TASK BRIEF — Print verbatim every line from the first line of the material through the line containing "status-col: 列：1 <box>100 439 122 448</box>", including both of those lines.

EXERCISE INPUTS —
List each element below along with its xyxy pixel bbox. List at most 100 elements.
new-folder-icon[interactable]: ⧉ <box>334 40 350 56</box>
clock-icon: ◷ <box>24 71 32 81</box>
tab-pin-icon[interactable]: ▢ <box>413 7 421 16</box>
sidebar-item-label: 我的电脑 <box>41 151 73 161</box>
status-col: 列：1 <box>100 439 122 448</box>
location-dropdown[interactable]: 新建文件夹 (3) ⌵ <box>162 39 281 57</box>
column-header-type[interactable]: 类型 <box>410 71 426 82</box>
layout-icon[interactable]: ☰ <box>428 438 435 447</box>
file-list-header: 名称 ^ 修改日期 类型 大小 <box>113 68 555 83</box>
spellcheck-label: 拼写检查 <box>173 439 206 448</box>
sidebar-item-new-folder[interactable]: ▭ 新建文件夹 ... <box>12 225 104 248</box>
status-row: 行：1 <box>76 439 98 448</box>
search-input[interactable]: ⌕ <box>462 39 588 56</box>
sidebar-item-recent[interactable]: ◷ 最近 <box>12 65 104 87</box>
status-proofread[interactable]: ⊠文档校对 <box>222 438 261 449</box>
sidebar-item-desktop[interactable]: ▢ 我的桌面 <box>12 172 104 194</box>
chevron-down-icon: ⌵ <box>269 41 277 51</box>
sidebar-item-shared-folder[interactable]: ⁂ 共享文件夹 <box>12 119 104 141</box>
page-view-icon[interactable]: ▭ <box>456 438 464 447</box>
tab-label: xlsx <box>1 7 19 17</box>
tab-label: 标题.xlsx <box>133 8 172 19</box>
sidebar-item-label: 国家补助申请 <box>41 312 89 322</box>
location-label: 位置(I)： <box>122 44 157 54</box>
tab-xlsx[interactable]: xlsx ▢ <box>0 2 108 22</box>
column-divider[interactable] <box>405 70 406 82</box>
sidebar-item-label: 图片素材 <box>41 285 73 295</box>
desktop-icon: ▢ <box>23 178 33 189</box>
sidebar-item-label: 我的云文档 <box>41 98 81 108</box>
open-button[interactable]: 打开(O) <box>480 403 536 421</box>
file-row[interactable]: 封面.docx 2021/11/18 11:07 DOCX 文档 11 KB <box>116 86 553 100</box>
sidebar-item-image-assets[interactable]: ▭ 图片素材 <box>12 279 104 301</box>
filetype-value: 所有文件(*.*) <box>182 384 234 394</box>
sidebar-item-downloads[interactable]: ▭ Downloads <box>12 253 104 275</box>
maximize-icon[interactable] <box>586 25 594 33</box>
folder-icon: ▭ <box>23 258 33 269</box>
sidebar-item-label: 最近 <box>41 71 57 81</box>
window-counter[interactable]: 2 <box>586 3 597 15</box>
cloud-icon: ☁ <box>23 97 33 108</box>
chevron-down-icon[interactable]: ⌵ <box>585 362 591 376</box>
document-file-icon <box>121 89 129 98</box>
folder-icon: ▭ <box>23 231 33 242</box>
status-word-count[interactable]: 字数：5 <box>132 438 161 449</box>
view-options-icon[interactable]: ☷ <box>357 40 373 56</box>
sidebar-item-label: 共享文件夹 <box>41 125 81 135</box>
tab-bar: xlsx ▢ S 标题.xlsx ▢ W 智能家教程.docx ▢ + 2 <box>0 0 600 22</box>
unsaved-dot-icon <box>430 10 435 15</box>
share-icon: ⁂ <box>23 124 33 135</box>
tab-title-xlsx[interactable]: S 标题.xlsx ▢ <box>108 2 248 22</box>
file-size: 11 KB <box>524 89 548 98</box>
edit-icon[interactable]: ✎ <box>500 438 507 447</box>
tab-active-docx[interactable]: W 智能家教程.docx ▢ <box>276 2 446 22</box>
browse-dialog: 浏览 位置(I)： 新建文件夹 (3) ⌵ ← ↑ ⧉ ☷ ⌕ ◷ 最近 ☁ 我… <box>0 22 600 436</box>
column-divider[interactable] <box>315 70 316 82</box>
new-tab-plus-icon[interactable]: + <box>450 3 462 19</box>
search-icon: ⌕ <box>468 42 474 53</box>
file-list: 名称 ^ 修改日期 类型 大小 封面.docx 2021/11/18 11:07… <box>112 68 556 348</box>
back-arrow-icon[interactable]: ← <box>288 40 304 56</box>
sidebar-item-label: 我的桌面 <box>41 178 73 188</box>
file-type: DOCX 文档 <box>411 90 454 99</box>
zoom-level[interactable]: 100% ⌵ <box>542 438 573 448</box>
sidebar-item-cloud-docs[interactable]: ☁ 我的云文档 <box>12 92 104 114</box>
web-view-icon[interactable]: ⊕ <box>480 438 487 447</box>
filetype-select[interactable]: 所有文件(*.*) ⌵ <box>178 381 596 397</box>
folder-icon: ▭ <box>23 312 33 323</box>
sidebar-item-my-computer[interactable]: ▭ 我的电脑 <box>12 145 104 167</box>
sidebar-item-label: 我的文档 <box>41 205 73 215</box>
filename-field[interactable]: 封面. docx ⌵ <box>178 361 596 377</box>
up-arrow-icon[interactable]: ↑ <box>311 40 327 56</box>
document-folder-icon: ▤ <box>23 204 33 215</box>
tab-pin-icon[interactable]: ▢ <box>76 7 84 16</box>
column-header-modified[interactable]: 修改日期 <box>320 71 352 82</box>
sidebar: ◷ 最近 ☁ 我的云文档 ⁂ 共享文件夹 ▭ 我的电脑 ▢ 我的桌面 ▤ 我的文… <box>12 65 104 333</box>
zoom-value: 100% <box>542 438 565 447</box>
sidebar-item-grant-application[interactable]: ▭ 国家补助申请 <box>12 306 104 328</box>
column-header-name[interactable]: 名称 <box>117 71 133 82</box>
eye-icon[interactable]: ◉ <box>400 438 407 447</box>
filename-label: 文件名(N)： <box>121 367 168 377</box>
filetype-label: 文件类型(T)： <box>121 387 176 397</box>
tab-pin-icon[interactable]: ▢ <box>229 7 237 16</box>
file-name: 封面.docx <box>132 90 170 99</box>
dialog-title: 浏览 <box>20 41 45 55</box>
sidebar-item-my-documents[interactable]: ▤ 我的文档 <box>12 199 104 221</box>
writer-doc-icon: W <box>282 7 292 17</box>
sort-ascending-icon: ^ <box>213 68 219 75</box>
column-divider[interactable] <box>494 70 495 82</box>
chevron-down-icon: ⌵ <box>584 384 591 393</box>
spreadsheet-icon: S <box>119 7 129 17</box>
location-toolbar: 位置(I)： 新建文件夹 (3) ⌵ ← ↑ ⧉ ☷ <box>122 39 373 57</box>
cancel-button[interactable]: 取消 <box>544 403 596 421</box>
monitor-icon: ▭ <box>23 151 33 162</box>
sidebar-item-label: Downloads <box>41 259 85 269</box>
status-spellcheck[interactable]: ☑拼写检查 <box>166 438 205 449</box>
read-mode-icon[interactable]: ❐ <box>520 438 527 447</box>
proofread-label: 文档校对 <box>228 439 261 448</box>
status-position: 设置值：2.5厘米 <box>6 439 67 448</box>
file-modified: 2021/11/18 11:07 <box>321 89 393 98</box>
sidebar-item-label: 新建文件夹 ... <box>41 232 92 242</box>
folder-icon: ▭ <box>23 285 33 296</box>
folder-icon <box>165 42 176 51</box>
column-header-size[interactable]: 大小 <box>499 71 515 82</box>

EXERCISE RESPONSE —
List each element below along with its xyxy pixel bbox. List at most 100 elements.
new-folder-icon[interactable]: ⧉ <box>334 40 350 56</box>
clock-icon: ◷ <box>24 71 32 81</box>
tab-pin-icon[interactable]: ▢ <box>413 7 421 16</box>
sidebar-item-label: 我的电脑 <box>41 151 73 161</box>
status-col: 列：1 <box>100 439 122 448</box>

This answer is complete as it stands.